---- MATERIAL FOR THE TASK

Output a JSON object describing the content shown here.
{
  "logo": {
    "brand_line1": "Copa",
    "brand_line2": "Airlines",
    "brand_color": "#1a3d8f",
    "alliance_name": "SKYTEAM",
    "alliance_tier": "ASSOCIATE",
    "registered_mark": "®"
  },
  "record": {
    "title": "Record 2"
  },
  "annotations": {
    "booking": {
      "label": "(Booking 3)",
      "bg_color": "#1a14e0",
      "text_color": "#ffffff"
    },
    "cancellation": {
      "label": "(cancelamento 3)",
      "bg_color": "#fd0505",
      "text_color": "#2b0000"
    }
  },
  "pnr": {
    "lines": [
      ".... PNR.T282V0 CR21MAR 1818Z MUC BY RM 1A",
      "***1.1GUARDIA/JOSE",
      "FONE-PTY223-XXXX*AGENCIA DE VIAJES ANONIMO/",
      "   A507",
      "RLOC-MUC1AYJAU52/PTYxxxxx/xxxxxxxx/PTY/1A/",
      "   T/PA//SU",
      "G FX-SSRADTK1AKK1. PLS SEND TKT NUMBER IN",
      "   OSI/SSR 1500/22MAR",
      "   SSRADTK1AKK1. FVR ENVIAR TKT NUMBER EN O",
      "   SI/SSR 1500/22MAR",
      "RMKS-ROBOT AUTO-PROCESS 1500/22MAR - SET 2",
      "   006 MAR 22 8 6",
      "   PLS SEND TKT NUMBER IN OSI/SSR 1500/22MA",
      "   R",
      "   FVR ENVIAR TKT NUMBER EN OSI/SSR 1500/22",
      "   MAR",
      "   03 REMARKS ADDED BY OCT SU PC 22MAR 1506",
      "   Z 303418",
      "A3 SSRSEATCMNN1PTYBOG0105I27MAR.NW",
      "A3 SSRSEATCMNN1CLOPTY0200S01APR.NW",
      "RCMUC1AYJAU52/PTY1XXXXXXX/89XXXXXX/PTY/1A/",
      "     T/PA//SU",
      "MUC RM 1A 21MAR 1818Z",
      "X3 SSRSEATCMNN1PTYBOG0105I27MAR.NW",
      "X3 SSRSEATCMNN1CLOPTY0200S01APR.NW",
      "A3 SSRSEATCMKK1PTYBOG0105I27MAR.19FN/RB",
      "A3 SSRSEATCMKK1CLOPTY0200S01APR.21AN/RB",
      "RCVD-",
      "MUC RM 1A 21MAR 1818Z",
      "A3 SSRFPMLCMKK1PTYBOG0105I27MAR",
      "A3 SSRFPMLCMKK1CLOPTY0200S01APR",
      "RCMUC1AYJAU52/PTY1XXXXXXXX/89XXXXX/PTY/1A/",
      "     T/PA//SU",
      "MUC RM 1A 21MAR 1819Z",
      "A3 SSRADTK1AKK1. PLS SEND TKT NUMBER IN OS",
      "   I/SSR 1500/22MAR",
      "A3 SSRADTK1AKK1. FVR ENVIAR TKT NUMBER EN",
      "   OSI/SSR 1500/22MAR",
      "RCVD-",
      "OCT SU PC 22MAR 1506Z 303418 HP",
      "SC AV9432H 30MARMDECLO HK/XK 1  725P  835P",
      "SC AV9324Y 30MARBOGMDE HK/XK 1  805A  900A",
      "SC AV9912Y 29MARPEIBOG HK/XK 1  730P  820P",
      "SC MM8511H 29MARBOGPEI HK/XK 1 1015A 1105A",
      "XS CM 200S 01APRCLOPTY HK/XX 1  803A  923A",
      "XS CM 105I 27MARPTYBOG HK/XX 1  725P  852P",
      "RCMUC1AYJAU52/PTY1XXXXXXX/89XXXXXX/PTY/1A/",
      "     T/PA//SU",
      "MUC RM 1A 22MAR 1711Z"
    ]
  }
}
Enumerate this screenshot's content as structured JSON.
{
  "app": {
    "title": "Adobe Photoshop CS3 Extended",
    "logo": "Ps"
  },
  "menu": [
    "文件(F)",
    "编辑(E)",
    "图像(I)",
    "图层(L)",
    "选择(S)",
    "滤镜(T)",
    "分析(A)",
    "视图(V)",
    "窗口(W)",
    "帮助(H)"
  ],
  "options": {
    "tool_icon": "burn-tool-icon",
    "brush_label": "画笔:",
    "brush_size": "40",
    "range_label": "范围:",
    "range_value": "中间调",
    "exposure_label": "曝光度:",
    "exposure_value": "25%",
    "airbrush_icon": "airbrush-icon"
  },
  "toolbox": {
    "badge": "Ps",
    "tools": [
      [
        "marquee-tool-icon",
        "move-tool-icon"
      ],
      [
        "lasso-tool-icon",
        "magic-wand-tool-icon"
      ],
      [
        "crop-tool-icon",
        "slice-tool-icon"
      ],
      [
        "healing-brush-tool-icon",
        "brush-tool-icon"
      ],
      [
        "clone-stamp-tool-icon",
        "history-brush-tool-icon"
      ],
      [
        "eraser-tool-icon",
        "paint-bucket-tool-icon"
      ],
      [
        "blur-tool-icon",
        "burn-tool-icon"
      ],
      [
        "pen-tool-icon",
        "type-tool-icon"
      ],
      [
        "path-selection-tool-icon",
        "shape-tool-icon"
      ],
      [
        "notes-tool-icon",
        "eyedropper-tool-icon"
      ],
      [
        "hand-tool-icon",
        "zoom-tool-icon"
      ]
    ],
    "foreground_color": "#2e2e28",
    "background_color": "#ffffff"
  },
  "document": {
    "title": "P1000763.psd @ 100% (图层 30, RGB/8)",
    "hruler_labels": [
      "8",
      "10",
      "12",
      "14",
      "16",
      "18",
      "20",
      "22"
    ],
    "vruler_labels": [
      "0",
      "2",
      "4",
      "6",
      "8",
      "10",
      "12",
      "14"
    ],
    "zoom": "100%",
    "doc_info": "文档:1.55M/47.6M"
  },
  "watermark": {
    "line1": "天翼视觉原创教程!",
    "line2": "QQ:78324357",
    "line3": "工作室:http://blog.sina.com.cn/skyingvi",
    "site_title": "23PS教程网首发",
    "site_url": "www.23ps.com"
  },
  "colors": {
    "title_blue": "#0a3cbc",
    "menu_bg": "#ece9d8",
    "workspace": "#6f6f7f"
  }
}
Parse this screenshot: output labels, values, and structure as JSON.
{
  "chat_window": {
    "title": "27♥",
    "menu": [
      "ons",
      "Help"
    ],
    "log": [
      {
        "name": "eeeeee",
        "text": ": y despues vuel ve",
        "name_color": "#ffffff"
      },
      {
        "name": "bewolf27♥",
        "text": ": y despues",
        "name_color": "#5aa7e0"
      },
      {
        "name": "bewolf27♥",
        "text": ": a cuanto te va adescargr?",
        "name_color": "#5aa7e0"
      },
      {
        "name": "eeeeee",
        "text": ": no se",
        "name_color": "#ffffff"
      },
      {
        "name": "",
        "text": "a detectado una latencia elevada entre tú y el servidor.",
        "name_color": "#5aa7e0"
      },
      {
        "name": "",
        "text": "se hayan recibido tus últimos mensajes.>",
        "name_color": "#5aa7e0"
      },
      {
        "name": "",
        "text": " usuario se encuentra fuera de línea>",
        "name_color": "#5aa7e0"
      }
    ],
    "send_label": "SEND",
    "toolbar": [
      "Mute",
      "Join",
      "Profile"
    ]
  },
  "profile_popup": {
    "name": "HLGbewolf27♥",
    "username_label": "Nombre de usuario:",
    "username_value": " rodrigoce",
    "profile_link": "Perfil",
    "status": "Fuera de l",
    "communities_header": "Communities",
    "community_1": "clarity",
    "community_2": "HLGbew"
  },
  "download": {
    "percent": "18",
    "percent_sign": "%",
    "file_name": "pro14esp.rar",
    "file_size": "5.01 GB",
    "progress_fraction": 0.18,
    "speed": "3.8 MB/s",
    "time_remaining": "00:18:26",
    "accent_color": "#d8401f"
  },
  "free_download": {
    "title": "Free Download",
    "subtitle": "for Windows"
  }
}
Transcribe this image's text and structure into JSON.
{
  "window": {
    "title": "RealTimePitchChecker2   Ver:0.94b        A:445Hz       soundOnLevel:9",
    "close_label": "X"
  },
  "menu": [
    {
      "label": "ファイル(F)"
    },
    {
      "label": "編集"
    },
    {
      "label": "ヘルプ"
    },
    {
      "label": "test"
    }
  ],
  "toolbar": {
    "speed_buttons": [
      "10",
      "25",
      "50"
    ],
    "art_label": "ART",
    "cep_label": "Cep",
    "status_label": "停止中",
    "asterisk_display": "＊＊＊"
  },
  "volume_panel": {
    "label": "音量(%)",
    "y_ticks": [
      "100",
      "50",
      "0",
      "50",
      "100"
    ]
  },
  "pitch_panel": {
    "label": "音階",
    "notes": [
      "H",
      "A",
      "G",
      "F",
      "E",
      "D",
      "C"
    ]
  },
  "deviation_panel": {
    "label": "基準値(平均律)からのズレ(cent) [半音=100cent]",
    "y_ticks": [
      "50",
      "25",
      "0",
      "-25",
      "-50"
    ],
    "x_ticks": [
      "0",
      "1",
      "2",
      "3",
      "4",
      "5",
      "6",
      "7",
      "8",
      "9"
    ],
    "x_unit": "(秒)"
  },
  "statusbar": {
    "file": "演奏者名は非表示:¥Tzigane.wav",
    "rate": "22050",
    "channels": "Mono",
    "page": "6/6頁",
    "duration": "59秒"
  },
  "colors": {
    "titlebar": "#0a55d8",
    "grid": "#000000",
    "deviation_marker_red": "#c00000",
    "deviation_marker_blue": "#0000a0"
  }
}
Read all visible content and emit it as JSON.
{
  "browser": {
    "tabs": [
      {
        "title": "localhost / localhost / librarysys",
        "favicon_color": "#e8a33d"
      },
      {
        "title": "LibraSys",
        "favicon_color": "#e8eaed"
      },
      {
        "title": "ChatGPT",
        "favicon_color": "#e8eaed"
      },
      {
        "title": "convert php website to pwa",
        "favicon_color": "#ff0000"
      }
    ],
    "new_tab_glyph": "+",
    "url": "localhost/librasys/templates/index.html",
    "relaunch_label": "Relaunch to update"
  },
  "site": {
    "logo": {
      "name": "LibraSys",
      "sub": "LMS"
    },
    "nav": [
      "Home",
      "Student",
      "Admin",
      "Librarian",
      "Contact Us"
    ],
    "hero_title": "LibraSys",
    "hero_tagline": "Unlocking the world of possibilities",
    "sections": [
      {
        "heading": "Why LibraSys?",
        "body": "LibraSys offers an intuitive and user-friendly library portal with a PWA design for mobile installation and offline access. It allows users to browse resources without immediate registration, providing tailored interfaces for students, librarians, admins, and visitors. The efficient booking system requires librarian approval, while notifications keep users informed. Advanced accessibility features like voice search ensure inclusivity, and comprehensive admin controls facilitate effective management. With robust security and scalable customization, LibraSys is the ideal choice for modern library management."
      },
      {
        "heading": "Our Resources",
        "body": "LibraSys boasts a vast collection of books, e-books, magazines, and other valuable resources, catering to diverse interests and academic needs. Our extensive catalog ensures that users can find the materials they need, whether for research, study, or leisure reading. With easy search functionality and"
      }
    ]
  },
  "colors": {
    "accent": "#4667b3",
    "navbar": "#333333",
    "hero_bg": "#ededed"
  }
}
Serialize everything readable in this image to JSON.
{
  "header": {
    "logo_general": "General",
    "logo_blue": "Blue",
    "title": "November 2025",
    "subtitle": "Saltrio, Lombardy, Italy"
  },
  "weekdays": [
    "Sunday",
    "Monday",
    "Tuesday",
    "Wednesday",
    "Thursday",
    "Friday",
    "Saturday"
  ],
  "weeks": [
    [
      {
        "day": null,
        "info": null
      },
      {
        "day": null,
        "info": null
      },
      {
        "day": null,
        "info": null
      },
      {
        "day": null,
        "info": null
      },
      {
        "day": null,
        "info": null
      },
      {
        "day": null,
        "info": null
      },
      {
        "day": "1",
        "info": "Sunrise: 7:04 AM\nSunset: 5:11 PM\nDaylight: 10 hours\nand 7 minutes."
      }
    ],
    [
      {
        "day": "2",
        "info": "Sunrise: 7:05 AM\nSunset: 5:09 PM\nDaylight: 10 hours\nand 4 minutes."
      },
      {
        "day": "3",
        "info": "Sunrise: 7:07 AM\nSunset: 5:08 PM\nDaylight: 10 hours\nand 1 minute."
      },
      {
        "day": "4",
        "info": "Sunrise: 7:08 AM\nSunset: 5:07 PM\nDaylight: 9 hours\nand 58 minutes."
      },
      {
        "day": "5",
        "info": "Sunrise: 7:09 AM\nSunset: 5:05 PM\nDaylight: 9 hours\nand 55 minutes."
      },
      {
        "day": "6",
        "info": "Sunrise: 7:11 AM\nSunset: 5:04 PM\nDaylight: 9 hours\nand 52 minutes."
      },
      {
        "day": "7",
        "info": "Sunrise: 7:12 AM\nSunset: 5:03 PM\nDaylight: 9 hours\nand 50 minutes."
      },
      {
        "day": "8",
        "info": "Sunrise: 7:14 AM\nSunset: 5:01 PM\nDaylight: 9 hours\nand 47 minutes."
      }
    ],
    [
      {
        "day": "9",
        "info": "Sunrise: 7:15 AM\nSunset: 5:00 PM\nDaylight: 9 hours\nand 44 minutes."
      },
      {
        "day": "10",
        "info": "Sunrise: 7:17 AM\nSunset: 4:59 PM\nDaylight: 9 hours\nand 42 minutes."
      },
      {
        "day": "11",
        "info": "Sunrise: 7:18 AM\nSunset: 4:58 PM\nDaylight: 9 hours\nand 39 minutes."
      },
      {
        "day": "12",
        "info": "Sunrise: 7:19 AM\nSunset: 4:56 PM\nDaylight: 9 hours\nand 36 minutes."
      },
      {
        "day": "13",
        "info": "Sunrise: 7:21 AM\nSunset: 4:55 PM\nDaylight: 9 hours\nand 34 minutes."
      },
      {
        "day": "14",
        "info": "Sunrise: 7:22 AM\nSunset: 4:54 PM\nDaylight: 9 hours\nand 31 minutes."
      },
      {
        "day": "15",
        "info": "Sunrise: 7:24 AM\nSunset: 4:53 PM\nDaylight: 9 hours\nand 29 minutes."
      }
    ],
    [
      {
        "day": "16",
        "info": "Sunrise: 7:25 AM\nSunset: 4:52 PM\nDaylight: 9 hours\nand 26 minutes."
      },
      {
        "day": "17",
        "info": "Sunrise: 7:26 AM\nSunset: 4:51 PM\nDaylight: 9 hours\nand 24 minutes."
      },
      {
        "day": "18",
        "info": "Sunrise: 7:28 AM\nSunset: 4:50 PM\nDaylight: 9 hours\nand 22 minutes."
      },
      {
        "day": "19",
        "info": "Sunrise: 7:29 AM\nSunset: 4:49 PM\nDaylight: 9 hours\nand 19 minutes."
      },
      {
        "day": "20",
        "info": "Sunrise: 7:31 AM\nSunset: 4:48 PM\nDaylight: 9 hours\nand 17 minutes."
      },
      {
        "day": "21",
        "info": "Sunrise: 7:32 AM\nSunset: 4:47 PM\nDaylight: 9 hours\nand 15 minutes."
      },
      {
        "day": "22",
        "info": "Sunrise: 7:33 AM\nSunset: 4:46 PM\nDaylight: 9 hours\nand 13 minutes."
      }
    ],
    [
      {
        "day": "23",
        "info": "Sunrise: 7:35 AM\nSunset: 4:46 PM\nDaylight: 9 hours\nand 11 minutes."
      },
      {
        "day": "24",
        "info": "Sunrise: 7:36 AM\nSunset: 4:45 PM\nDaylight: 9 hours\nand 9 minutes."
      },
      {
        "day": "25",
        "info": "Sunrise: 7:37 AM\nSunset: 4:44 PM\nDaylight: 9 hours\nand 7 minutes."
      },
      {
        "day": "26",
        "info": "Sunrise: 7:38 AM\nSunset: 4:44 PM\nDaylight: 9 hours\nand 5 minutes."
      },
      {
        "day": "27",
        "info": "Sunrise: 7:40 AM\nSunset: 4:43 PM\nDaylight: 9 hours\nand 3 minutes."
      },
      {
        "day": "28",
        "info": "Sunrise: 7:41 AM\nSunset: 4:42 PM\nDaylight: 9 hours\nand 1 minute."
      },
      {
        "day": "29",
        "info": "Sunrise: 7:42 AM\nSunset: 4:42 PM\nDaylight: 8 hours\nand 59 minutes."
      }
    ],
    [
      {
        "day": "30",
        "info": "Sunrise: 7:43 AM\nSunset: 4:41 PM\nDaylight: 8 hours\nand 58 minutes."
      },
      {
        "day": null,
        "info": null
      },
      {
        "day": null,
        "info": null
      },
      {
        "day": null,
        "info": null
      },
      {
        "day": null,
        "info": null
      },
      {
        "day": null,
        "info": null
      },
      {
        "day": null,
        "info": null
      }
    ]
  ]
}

--------

_PROBLEM TO WORK ON_
Of the lines above, how many include the word "JSON"? Reply with the number alone.

_RESPONSE TO THIS TASK_
6